__GIVEN DATA__:
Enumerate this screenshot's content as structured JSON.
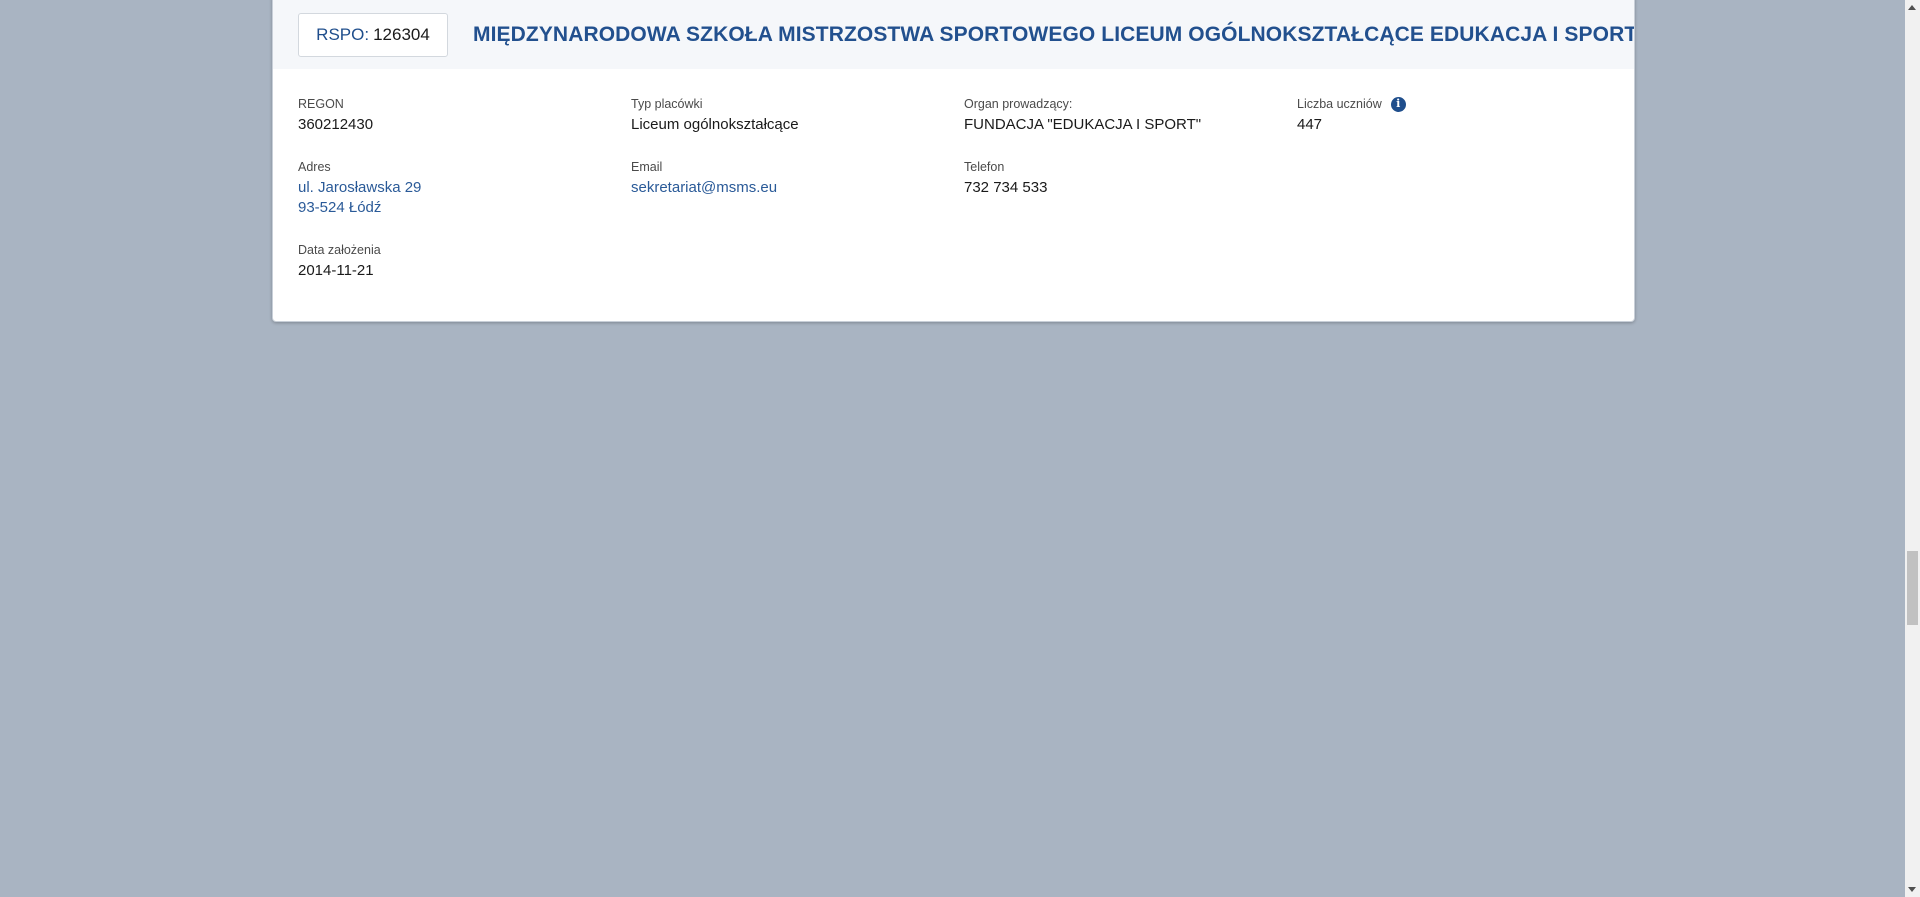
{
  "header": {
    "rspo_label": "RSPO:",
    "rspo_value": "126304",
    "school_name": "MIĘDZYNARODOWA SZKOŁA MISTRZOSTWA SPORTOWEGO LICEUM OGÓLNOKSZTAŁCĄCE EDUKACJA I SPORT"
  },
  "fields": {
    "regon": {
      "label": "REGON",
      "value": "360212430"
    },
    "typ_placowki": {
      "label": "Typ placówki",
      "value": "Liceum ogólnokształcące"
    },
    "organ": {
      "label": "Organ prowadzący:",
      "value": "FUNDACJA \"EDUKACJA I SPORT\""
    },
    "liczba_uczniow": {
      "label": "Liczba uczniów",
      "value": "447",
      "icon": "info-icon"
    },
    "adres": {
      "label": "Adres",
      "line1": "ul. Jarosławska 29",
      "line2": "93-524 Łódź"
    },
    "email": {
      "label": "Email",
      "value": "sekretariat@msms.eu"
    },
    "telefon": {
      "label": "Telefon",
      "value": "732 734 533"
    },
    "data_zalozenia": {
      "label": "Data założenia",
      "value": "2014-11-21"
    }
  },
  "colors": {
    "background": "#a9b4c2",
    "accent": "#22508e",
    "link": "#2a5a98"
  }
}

__WHAT IS BEING ASKED__: Copy all the lines above that hold the string "EDUKACJA".

__WRITTEN ANSWER__:
    "school_name": "MIĘDZYNARODOWA SZKOŁA MISTRZOSTWA SPORTOWEGO LICEUM OGÓLNOKSZTAŁCĄCE EDUKACJA I SPORT"
      "value": "FUNDACJA \"EDUKACJA I SPORT\""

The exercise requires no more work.